◆ Entries provided:
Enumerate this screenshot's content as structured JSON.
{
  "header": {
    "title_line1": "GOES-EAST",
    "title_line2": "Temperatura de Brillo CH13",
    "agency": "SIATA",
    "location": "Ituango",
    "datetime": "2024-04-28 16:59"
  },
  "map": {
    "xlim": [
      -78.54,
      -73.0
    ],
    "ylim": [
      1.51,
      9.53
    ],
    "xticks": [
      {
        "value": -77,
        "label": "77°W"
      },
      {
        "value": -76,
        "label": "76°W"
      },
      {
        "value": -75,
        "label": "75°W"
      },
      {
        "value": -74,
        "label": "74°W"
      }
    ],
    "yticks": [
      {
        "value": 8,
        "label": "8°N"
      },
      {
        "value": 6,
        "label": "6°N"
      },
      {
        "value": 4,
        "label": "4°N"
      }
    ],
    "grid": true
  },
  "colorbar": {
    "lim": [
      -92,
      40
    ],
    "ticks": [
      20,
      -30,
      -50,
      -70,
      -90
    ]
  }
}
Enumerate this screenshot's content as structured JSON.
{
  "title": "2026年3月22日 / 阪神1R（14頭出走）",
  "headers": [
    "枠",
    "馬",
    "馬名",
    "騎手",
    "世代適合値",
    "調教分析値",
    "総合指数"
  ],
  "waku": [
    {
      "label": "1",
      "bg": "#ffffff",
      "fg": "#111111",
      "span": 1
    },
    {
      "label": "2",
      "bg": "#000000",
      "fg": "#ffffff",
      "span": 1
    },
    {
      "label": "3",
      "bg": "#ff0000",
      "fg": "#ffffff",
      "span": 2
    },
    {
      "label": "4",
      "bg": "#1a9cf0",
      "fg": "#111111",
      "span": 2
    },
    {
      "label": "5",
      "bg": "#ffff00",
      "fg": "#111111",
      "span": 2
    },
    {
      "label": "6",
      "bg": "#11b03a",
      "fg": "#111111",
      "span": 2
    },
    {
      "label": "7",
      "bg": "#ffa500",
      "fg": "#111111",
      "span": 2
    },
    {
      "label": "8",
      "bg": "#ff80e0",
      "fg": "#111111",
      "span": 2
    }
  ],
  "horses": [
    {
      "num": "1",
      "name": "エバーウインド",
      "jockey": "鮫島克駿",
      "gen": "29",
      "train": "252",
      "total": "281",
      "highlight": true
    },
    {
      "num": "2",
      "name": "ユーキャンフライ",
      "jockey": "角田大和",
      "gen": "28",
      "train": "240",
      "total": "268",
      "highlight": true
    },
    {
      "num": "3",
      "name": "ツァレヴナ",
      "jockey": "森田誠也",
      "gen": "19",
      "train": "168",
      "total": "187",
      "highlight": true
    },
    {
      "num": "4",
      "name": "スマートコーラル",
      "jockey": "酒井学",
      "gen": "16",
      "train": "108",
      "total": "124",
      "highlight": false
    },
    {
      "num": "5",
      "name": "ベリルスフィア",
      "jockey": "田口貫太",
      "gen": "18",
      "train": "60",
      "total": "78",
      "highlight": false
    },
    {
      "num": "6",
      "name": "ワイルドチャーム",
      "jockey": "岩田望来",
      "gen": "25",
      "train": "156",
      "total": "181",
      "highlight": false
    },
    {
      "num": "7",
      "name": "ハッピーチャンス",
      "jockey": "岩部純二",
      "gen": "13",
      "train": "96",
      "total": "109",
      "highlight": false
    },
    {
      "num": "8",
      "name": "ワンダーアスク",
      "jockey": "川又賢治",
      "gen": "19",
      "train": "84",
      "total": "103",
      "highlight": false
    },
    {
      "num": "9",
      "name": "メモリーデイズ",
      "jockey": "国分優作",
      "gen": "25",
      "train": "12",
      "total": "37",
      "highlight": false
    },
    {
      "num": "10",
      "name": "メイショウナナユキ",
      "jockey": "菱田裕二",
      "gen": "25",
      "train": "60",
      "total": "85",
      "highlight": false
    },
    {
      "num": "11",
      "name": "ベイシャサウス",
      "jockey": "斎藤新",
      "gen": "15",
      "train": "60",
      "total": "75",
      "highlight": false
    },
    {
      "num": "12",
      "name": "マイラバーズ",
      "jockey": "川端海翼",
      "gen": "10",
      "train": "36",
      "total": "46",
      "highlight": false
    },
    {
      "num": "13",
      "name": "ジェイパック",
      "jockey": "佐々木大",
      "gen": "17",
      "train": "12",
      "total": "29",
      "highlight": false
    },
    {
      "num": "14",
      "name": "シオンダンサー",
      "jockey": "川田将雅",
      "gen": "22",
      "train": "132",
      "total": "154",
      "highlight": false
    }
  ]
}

◆ Stated task: Report the number of lines in the listing above that include the word "value", and nothing else.

◆ Output for this task: 7